» Exercise
Reproduce all of the data below without alteration; exclude every picture.

» Stored items from a collection
--------------------------------

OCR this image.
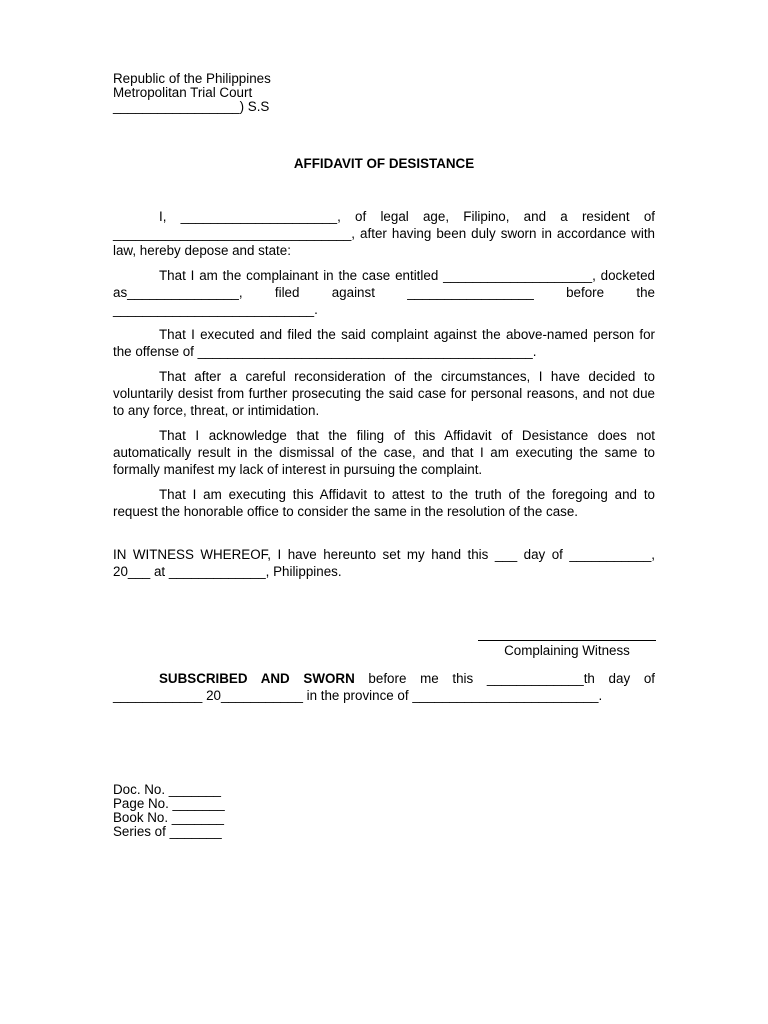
Republic of the Philippines
Metropolitan Trial Court
_________________) S.S
AFFIDAVIT OF DESISTANCE

I, _____________________, of legal age, Filipino, and a resident of ________________________________, after having been duly sworn in accordance with law, hereby depose and state:

That I am the complainant in the case entitled ____________________, docketed as_______________, filed against _________________ before the ___________________________.

That I executed and filed the said complaint against the above-named person for the offense of _____________________________________________.

That after a careful reconsideration of the circumstances, I have decided to voluntarily desist from further prosecuting the said case for personal reasons, and not due to any force, threat, or intimidation.

That I acknowledge that the filing of this Affidavit of Desistance does not automatically result in the dismissal of the case, and that I am executing the same to formally manifest my lack of interest in pursuing the complaint.

That I am executing this Affidavit to attest to the truth of the foregoing and to request the honorable office to consider the same in the resolution of the case.

IN WITNESS WHEREOF, I have hereunto set my hand this ___ day of ___________, 20___ at _____________, Philippines.

Complaining Witness

SUBSCRIBED AND SWORN before me this _____________th day of ____________ 20___________ in the province of _________________________.

Doc. No. _______
Page No. _______
Book No. _______
Series of _______
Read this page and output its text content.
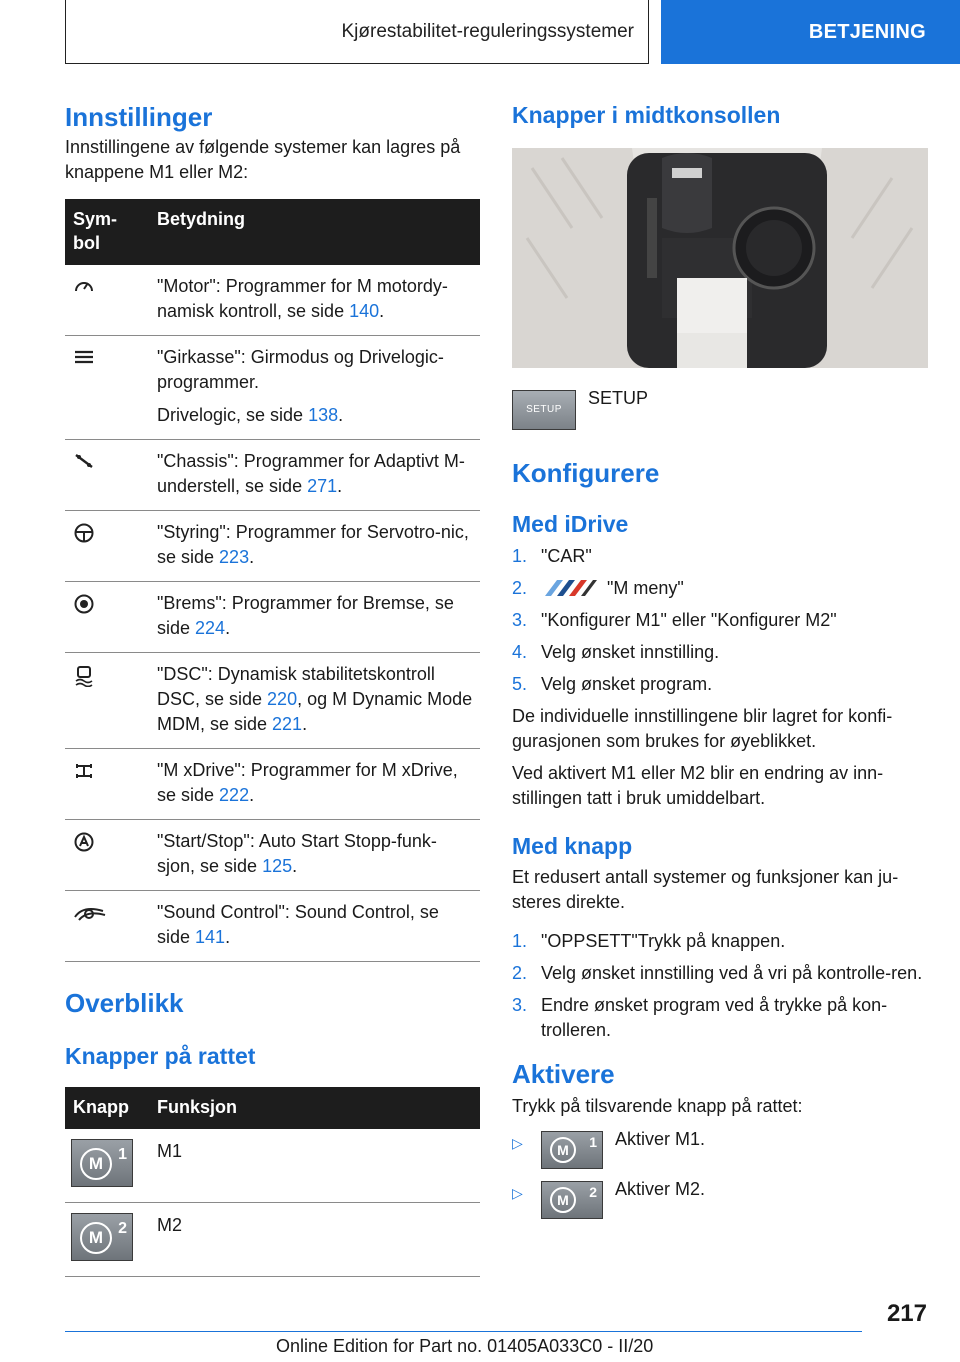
Kjørestabilitet-reguleringssystemer	BETJENING
Innstillinger

Innstillingene av følgende systemer kan lagres på knappene M1 eller M2:

Sym-
bol	Betydning

"Motor": Programmer for M motordy-namisk kontroll, se side 140.

"Girkasse": Girmodus og Drivelogic-programmer.

Drivelogic, se side 138.

"Chassis": Programmer for Adaptivt M-understell, se side 271.

"Styring": Programmer for Servotro-nic, se side 223.

"Brems": Programmer for Bremse, se side 224.

"DSC": Dynamisk stabilitetskontroll DSC, se side 220, og M Dynamic Mode MDM, se side 221.

"M xDrive": Programmer for M xDrive, se side 222.

"Start/Stop": Auto Start Stopp-funk-sjon, se side 125.

"Sound Control": Sound Control, se side 141.

Overblikk
Knapper på rattet
Knapp	Funksjon

M 1	M1

M 2	M2
Knapper i midtkonsollen
SETUP
SETUP
Konfigurere
Med iDrive
1. "CAR"
2.	"M meny"
3. "Konfigurer M1" eller "Konfigurer M2"
4. Velg ønsket innstilling.
5. Velg ønsket program.

De individuelle innstillingene blir lagret for konfi-gurasjonen som brukes for øyeblikket.

Ved aktivert M1 eller M2 blir en endring av inn-stillingen tatt i bruk umiddelbart.

Med knapp

Et redusert antall systemer og funksjoner kan ju-steres direkte.

1. "OPPSETT"Trykk på knappen.
2. Velg ønsket innstilling ved å vri på kontrolle-ren.
3. Endre ønsket program ved å trykke på kon-trolleren.
Aktivere

Trykk på tilsvarende knapp på rattet:

▷	M	1 Aktiver M1.
▷	M	2 Aktiver M2.
217
Online Edition for Part no. 01405A033C0 - II/20
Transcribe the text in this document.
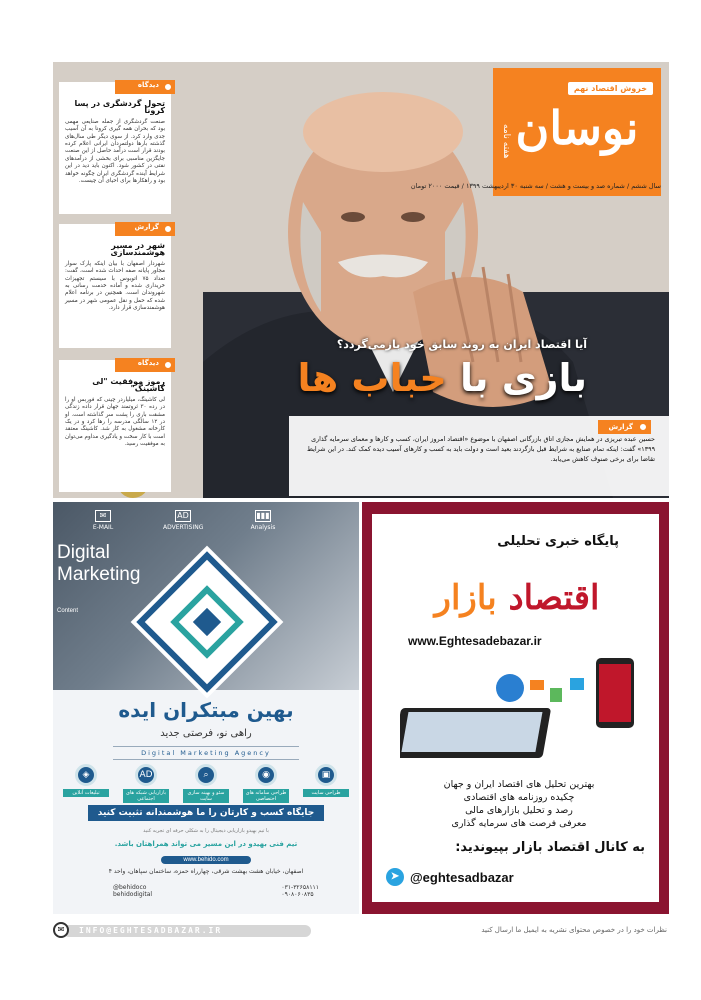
خروش اقتصاد نهم
نوسان
هفته نامه
سال ششم / شماره صد و بیست و هشت / سه شنبه ۳۰ اردیبهشت ۱۳۹۹ / قیمت ۲۰۰۰ تومان
دیدگاه
تحول گردشگری در پسا کرونا
صنعت گردشگری از جمله صنایعی مهمی بود که بحران همه گیری کرونا به آن آسیب جدی وارد کرد. از سوی دیگر طی سال‌های گذشته بارها دولتمردان ایرانی اعلام کرده بودند قرار است درآمد حاصل از این صنعت جایگزین مناسبی برای بخشی از درآمدهای نفتی در کشور شود. اکنون باید دید در این شرایط آینده گردشگری ایران چگونه خواهد بود و راهکارها برای احیای آن چیست.
گزارش
شهر در مسیر هوشمندسازی
شهردار اصفهان با بیان اینکه پارک سوار مجاور پایانه صفه احداث شده است، گفت: تعداد ۷۵ اتوبوس با سیستم تجهیزات خریداری شده و آماده خدمت رسانی به شهروندان است. همچنین در برنامه اعلام شده که حمل و نقل عمومی شهر در مسیر هوشمندسازی قرار دارد.
دیدگاه
رموز موفقیت "لی کاشینگ"
لی کاشینگ، میلیاردر چینی که فوربس او را در رده ۳۰ ثروتمند جهان قرار داده زندگی مشقت باری را پشت سر گذاشته است. او در ۱۲ سالگی مدرسه را رها کرد و در یک کارخانه مشغول به کار شد. کاشینگ معتقد است با کار سخت و یادگیری مداوم می‌توان به موفقیت رسید.
آیا اقتصاد ایران به روند سابق خود بازمی‌گردد؟
بازی با حباب ها
گزارش
حسین عبده تبریزی در همایش مجازی اتاق بازرگانی اصفهان با موضوع «اقتصاد امروز ایران، کسب و کارها و معمای سرمایه گذاری ۱۳۹۹» گفت: اینکه تمام صنایع به شرایط قبل بازگردند بعید است و دولت باید به کسب و کارهای آسیب دیده کمک کند. در این شرایط تقاضا برای برخی صنوف کاهش می‌یابد.
✉
E-MAIL
AD
ADVERTISING
▮▮▮
Analysis
Digital
Marketing
Content
بهین مبتکران ایده
راهی نو، فرصتی جدید
Digital Marketing Agency
▣
طراحی سایت
◉
طراحی سامانه های اختصاصی
⌕
سئو و بهینه سازی سایت
AD
بازاریابی شبکه های اجتماعی
◈
تبلیغات آنلاین
جایگاه کسب و کارتان را ما هوشمندانه تثبیت کنید
با تیم بهیدو بازاریابی دیجیتال را به شکلی حرفه ای تجربه کنید
تیم فنی بهیدو در این مسیر می تواند همراهتان باشد.
www.behido.com
اصفهان، خیابان هشت بهشت شرقی، چهارراه حمزه، ساختمان سپاهان، واحد ۴
@behidoco
behidodigital
۰۳۱-۳۲۶۵۸۱۱۱
۰۹۰۸۰۶۰۸۳۵
پایگاه خبری تحلیلی
اقتصاد بازار
www.Eghtesadebazar.ir
بهترین تحلیل های اقتصاد ایران و جهان
چکیده روزنامه های اقتصادی
رصد و تحلیل بازارهای مالی
معرفی فرصت های سرمایه گذاری
به کانال اقتصاد بازار بپیوندید:
➤ @eghtesadbazar
✉	INFO@EGHTESADBAZAR.IR	نظرات خود را در خصوص محتوای نشریه به ایمیل ما ارسال کنید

--------------------------------

» Task result
OCR this image.
Republic of the Philippines
Metropolitan Trial Court
_________________) S.S
AFFIDAVIT OF DESISTANCE

I, _____________________, of legal age, Filipino, and a resident of ________________________________, after having been duly sworn in accordance with law, hereby depose and state:

That I am the complainant in the case entitled ____________________, docketed as_______________, filed against _________________ before the ___________________________.

That I executed and filed the said complaint against the above-named person for the offense of _____________________________________________.

That after a careful reconsideration of the circumstances, I have decided to voluntarily desist from further prosecuting the said case for personal reasons, and not due to any force, threat, or intimidation.

That I acknowledge that the filing of this Affidavit of Desistance does not automatically result in the dismissal of the case, and that I am executing the same to formally manifest my lack of interest in pursuing the complaint.

That I am executing this Affidavit to attest to the truth of the foregoing and to request the honorable office to consider the same in the resolution of the case.

IN WITNESS WHEREOF, I have hereunto set my hand this ___ day of ___________, 20___ at _____________, Philippines.

Complaining Witness

SUBSCRIBED AND SWORN before me this _____________th day of ____________ 20___________ in the province of _________________________.

Doc. No. _______
Page No. _______
Book No. _______
Series of _______
Read this page and output its text content.
Kjørestabilitet-reguleringssystemer	BETJENING
Innstillinger

Innstillingene av følgende systemer kan lagres på knappene M1 eller M2:

Sym-
bol	Betydning

"Motor": Programmer for M motordy-namisk kontroll, se side 140.

"Girkasse": Girmodus og Drivelogic-programmer.

Drivelogic, se side 138.

"Chassis": Programmer for Adaptivt M-understell, se side 271.

"Styring": Programmer for Servotro-nic, se side 223.

"Brems": Programmer for Bremse, se side 224.

"DSC": Dynamisk stabilitetskontroll DSC, se side 220, og M Dynamic Mode MDM, se side 221.

"M xDrive": Programmer for M xDrive, se side 222.

"Start/Stop": Auto Start Stopp-funk-sjon, se side 125.

"Sound Control": Sound Control, se side 141.

Overblikk
Knapper på rattet
Knapp	Funksjon

M 1	M1

M 2	M2
Knapper i midtkonsollen
SETUP
SETUP
Konfigurere
Med iDrive
1. "CAR"
2.	"M meny"
3. "Konfigurer M1" eller "Konfigurer M2"
4. Velg ønsket innstilling.
5. Velg ønsket program.

De individuelle innstillingene blir lagret for konfi-gurasjonen som brukes for øyeblikket.

Ved aktivert M1 eller M2 blir en endring av inn-stillingen tatt i bruk umiddelbart.

Med knapp

Et redusert antall systemer og funksjoner kan ju-steres direkte.

1. "OPPSETT"Trykk på knappen.
2. Velg ønsket innstilling ved å vri på kontrolle-ren.
3. Endre ønsket program ved å trykke på kon-trolleren.
Aktivere

Trykk på tilsvarende knapp på rattet:

▷	M	1 Aktiver M1.
▷	M	2 Aktiver M2.
217
Online Edition for Part no. 01405A033C0 - II/20
Transcribe the text in this document.
خروش اقتصاد نهم
نوسان
هفته نامه
سال ششم / شماره صد و بیست و هشت / سه شنبه ۳۰ اردیبهشت ۱۳۹۹ / قیمت ۲۰۰۰ تومان
دیدگاه
تحول گردشگری در پسا کرونا
صنعت گردشگری از جمله صنایعی مهمی بود که بحران همه گیری کرونا به آن آسیب جدی وارد کرد. از سوی دیگر طی سال‌های گذشته بارها دولتمردان ایرانی اعلام کرده بودند قرار است درآمد حاصل از این صنعت جایگزین مناسبی برای بخشی از درآمدهای نفتی در کشور شود. اکنون باید دید در این شرایط آینده گردشگری ایران چگونه خواهد بود و راهکارها برای احیای آن چیست.
گزارش
شهر در مسیر هوشمندسازی
شهردار اصفهان با بیان اینکه پارک سوار مجاور پایانه صفه احداث شده است، گفت: تعداد ۷۵ اتوبوس با سیستم تجهیزات خریداری شده و آماده خدمت رسانی به شهروندان است. همچنین در برنامه اعلام شده که حمل و نقل عمومی شهر در مسیر هوشمندسازی قرار دارد.
دیدگاه
رموز موفقیت "لی کاشینگ"
لی کاشینگ، میلیاردر چینی که فوربس او را در رده ۳۰ ثروتمند جهان قرار داده زندگی مشقت باری را پشت سر گذاشته است. او در ۱۲ سالگی مدرسه را رها کرد و در یک کارخانه مشغول به کار شد. کاشینگ معتقد است با کار سخت و یادگیری مداوم می‌توان به موفقیت رسید.
آیا اقتصاد ایران به روند سابق خود بازمی‌گردد؟
بازی با حباب ها
گزارش
حسین عبده تبریزی در همایش مجازی اتاق بازرگانی اصفهان با موضوع «اقتصاد امروز ایران، کسب و کارها و معمای سرمایه گذاری ۱۳۹۹» گفت: اینکه تمام صنایع به شرایط قبل بازگردند بعید است و دولت باید به کسب و کارهای آسیب دیده کمک کند. در این شرایط تقاضا برای برخی صنوف کاهش می‌یابد.
✉
E-MAIL
AD
ADVERTISING
▮▮▮
Analysis
Digital
Marketing
Content
بهین مبتکران ایده
راهی نو، فرصتی جدید
Digital Marketing Agency
▣
طراحی سایت
◉
طراحی سامانه های اختصاصی
⌕
سئو و بهینه سازی سایت
AD
بازاریابی شبکه های اجتماعی
◈
تبلیغات آنلاین
جایگاه کسب و کارتان را ما هوشمندانه تثبیت کنید
با تیم بهیدو بازاریابی دیجیتال را به شکلی حرفه ای تجربه کنید
تیم فنی بهیدو در این مسیر می تواند همراهتان باشد.
www.behido.com
اصفهان، خیابان هشت بهشت شرقی، چهارراه حمزه، ساختمان سپاهان، واحد ۴
@behidoco
behidodigital
۰۳۱-۳۲۶۵۸۱۱۱
۰۹۰۸۰۶۰۸۳۵
پایگاه خبری تحلیلی
اقتصاد بازار
www.Eghtesadebazar.ir
بهترین تحلیل های اقتصاد ایران و جهان
چکیده روزنامه های اقتصادی
رصد و تحلیل بازارهای مالی
معرفی فرصت های سرمایه گذاری
به کانال اقتصاد بازار بپیوندید:
➤ @eghtesadbazar
✉	INFO@EGHTESADBAZAR.IR	نظرات خود را در خصوص محتوای نشریه به ایمیل ما ارسال کنید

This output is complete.